>> START

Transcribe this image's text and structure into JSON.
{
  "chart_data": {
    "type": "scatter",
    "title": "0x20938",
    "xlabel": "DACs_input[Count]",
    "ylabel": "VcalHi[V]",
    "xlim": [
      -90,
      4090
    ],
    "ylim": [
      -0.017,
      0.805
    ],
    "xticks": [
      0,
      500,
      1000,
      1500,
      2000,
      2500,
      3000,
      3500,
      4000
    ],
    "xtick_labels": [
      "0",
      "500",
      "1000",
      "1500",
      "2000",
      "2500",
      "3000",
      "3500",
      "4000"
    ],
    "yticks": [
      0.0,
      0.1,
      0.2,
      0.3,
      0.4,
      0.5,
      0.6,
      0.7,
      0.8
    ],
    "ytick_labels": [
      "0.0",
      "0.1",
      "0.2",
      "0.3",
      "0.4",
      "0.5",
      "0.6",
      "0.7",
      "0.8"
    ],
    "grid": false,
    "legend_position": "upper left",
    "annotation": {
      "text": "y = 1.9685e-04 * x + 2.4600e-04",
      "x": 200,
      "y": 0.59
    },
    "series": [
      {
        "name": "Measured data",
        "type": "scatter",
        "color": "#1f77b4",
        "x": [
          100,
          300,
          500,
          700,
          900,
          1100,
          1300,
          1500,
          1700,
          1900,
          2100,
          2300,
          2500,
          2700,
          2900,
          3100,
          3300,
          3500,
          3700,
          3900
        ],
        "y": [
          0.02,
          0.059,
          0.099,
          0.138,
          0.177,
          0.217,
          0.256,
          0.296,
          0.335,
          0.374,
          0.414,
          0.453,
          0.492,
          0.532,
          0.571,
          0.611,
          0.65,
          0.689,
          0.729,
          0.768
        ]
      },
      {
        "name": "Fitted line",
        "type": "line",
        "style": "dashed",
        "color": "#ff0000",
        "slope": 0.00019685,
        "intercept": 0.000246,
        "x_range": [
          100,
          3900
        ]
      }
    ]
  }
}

>> END

▸ **STATED GOAL**: Pick out each line in the material containing "type".

▸ **FULL SOLUTION**:
    "type": "scatter",
        "type": "scatter",
        "type": "line",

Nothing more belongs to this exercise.